Chart and figure data:

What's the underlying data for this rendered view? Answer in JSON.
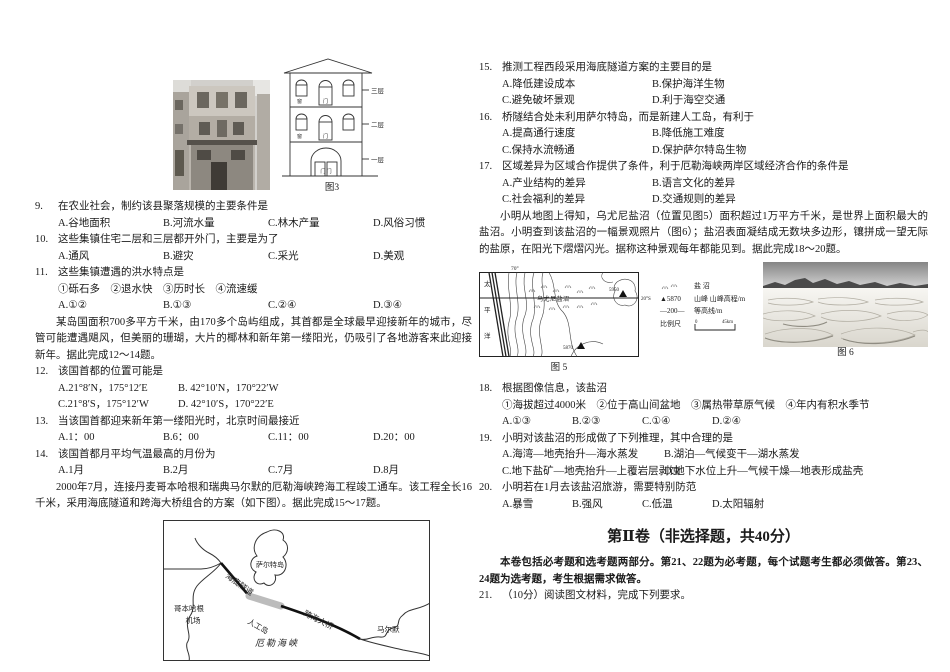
{
  "questions": {
    "q9": {
      "num": "9.",
      "stem": "在农业社会，制约该县聚落规模的主要条件是",
      "layout": "four105",
      "options": [
        "A.谷地面积",
        "B.河流水量",
        "C.林木产量",
        "D.风俗习惯"
      ]
    },
    "q10": {
      "num": "10.",
      "stem": "这些集镇住宅二层和三层都开外门，主要是为了",
      "layout": "four105",
      "options": [
        "A.通风",
        "B.避灾",
        "C.采光",
        "D.美观"
      ]
    },
    "q11": {
      "num": "11.",
      "stem": "这些集镇遭遇的洪水特点是",
      "layout": "four105",
      "sub": "①砾石多　②退水快　③历时长　④流速缓",
      "options": [
        "A.①②",
        "B.①③",
        "C.②④",
        "D.③④"
      ]
    },
    "q12": {
      "num": "12.",
      "stem": "该国首都的位置可能是",
      "layout": "two120",
      "options": [
        "A.21°8′N，175°12′E",
        "B. 42°10′N，170°22′W",
        "C.21°8′S，175°12′W",
        "D. 42°10′S，170°22′E"
      ]
    },
    "q13": {
      "num": "13.",
      "stem": "当该国首都迎来新年第一缕阳光时，北京时间最接近",
      "layout": "four105",
      "options": [
        "A.1：00",
        "B.6：00",
        "C.11：00",
        "D.20：00"
      ]
    },
    "q14": {
      "num": "14.",
      "stem": "该国首都月平均气温最高的月份为",
      "layout": "four105",
      "options": [
        "A.1月",
        "B.2月",
        "C.7月",
        "D.8月"
      ]
    },
    "q15": {
      "num": "15.",
      "stem": "推测工程西段采用海底隧道方案的主要目的是",
      "layout": "two150",
      "options": [
        "A.降低建设成本",
        "B.保护海洋生物",
        "C.避免破坏景观",
        "D.利于海空交通"
      ]
    },
    "q16": {
      "num": "16.",
      "stem": "桥隧结合处未利用萨尔特岛，而是新建人工岛，有利于",
      "layout": "two150",
      "options": [
        "A.提高通行速度",
        "B.降低施工难度",
        "C.保持水流畅通",
        "D.保护萨尔特岛生物"
      ]
    },
    "q17": {
      "num": "17.",
      "stem": "区域差异为区域合作提供了条件，利于厄勒海峡两岸区域经济合作的条件是",
      "layout": "two150",
      "options": [
        "A.产业结构的差异",
        "B.语言文化的差异",
        "C.社会福利的差异",
        "D.交通规则的差异"
      ]
    },
    "q18": {
      "num": "18.",
      "stem": "根据图像信息，该盐沼",
      "layout": "four70",
      "sub": "①海拔超过4000米　②位于高山间盆地　③属热带草原气候　④年内有积水季节",
      "options": [
        "A.①③",
        "B.②③",
        "C.①④",
        "D.②④"
      ]
    },
    "q19": {
      "num": "19.",
      "stem": "小明对该盐沼的形成做了下列推理，其中合理的是",
      "layout": "two162",
      "options": [
        "A.海湾—地壳抬升—海水蒸发",
        "B.湖泊—气候变干—湖水蒸发",
        "C.地下盐矿—地壳抬升—上覆岩层剥蚀",
        "D.地下水位上升—气候干燥—地表形成盐壳"
      ]
    },
    "q20": {
      "num": "20.",
      "stem": "小明若在1月去该盐沼旅游，需要特别防范",
      "layout": "four70",
      "options": [
        "A.暴雪",
        "B.强风",
        "C.低温",
        "D.太阳辐射"
      ]
    },
    "q21": {
      "num": "21.",
      "stem": "（10分）阅读图文材料，完成下列要求。",
      "layout": "none",
      "options": []
    }
  },
  "passages": {
    "island": "某岛国面积700多平方千米，由170多个岛屿组成，其首都是全球最早迎接新年的城市，尽管可能遭遇飓风，但美丽的珊瑚，大片的椰林和新年第一缕阳光，仍吸引了各地游客来此迎接新年。据此完成12～14题。",
    "oresund": "2000年7月，连接丹麦哥本哈根和瑞典马尔默的厄勒海峡跨海工程竣工通车。该工程全长16千米，采用海底隧道和跨海大桥组合的方案（如下图）。据此完成15～17题。",
    "uyuni": "小明从地图上得知，乌尤尼盐沼（位置见图5）面积超过1万平方千米，是世界上面积最大的盐沼。小明查到该盐沼的一幅景观照片（图6）；盐沼表面凝结成无数块多边形，镶拼成一望无际的盐原，在阳光下熠熠闪光。据称这种景观每年都能见到。据此完成18～20题。"
  },
  "section2": {
    "title": "第Ⅱ卷（非选择题，共40分）",
    "note": "本卷包括必考题和选考题两部分。第21、22题为必考题，每个试题考生都必须做答。第23、24题为选考题，考生根据需求做答。"
  },
  "figures": {
    "fig3": {
      "caption": "图3",
      "floor3": "三层",
      "floor2": "二层",
      "floor1": "一层",
      "window": "窗",
      "door": "门",
      "door_double": "门 门"
    },
    "strait": {
      "airport1": "哥本哈根",
      "airport2": "机场",
      "island": "萨尔特岛",
      "tunnel": "海底隧道",
      "artificial": "人工岛",
      "bridge": "跨海大桥",
      "city": "马尔默",
      "strait": "厄勒海峡"
    },
    "fig5": {
      "caption": "图 5",
      "ocean": "太平洋",
      "top_label": "70°",
      "lat_label": "20°S",
      "marsh_label": "乌尤尼盐沼",
      "peak1": "5950",
      "peak2": "5870"
    },
    "legend": {
      "marsh": "盐 沼",
      "peak_sym": "▲5870",
      "peak": "山峰 山峰高程/m",
      "contour_sym": "—200—",
      "contour": "等高线/m",
      "scale": "比例尺",
      "s0": "0",
      "s1": "45km"
    },
    "fig6": {
      "caption": "图 6"
    }
  }
}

● **The request**
The answer is a single number, the count of lines in the records that contain the string "乌尤尼盐沼".

● **Result**
2